**Exercise objective**: All of the data should be output character for character, except the pictures.

**Records shown**:
-.-.-

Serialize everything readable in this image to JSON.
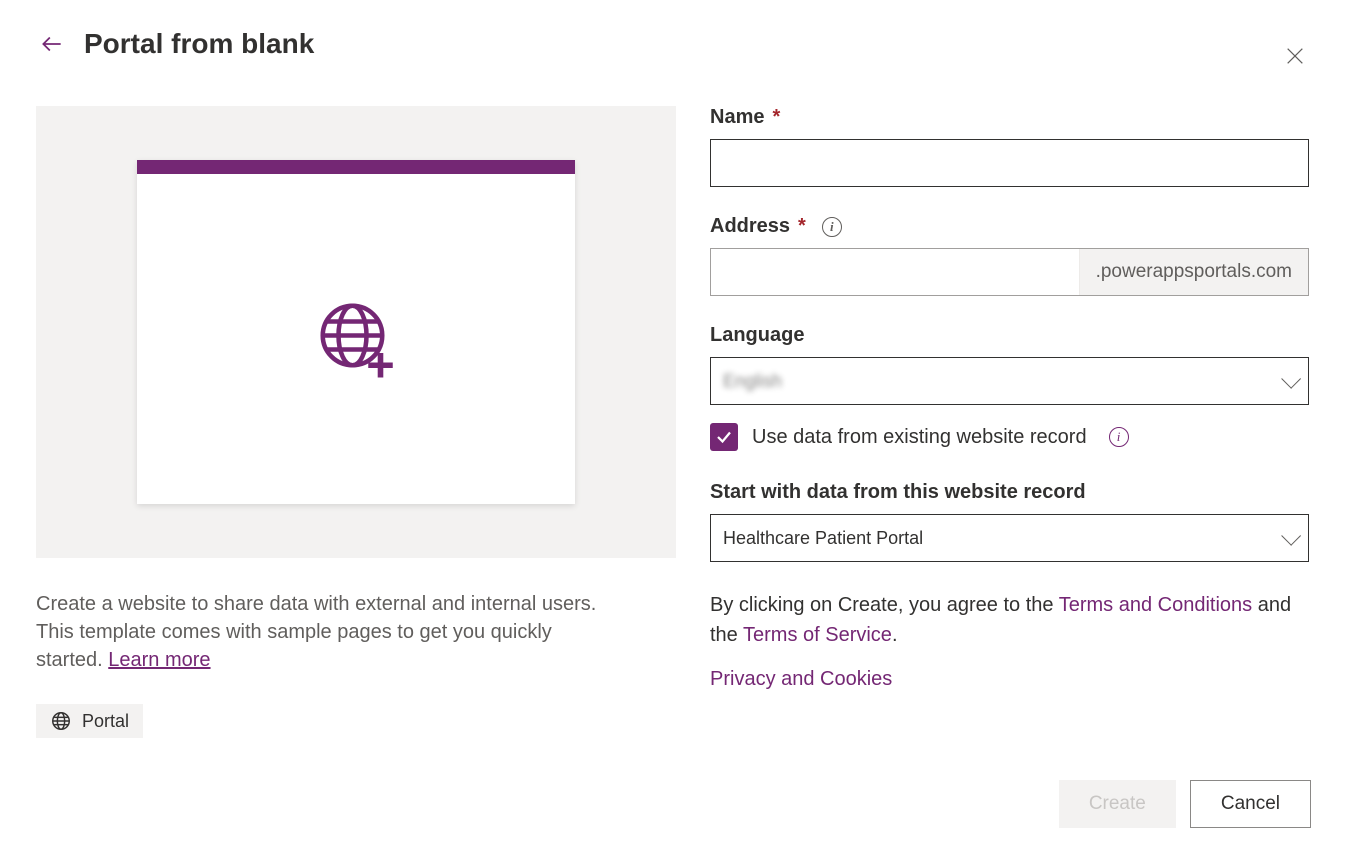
{
  "header": {
    "title": "Portal from blank"
  },
  "left": {
    "description_pre": "Create a website to share data with external and internal users. This template comes with sample pages to get you quickly started. ",
    "learn_more": "Learn more",
    "badge": "Portal"
  },
  "form": {
    "name_label": "Name",
    "name_value": "",
    "address_label": "Address",
    "address_value": "",
    "address_suffix": ".powerappsportals.com",
    "language_label": "Language",
    "language_value": "English",
    "use_existing_label": "Use data from existing website record",
    "use_existing_checked": true,
    "start_with_label": "Start with data from this website record",
    "start_with_value": "Healthcare Patient Portal",
    "agree_pre": "By clicking on Create, you agree to the ",
    "terms_conditions": "Terms and Conditions",
    "agree_mid": " and the ",
    "terms_service": "Terms of Service",
    "agree_post": ".",
    "privacy": "Privacy and Cookies"
  },
  "footer": {
    "create_label": "Create",
    "cancel_label": "Cancel"
  }
}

-.-.-

**Result for this task**:
Serialize everything readable in this image to JSON.
{
  "header": {
    "title": "Portal from blank"
  },
  "left": {
    "description_pre": "Create a website to share data with external and internal users. This template comes with sample pages to get you quickly started. ",
    "learn_more": "Learn more",
    "badge": "Portal"
  },
  "form": {
    "name_label": "Name",
    "name_value": "",
    "address_label": "Address",
    "address_value": "",
    "address_suffix": ".powerappsportals.com",
    "language_label": "Language",
    "language_value": "English",
    "use_existing_label": "Use data from existing website record",
    "use_existing_checked": true,
    "start_with_label": "Start with data from this website record",
    "start_with_value": "Healthcare Patient Portal",
    "agree_pre": "By clicking on Create, you agree to the ",
    "terms_conditions": "Terms and Conditions",
    "agree_mid": " and the ",
    "terms_service": "Terms of Service",
    "agree_post": ".",
    "privacy": "Privacy and Cookies"
  },
  "footer": {
    "create_label": "Create",
    "cancel_label": "Cancel"
  }
}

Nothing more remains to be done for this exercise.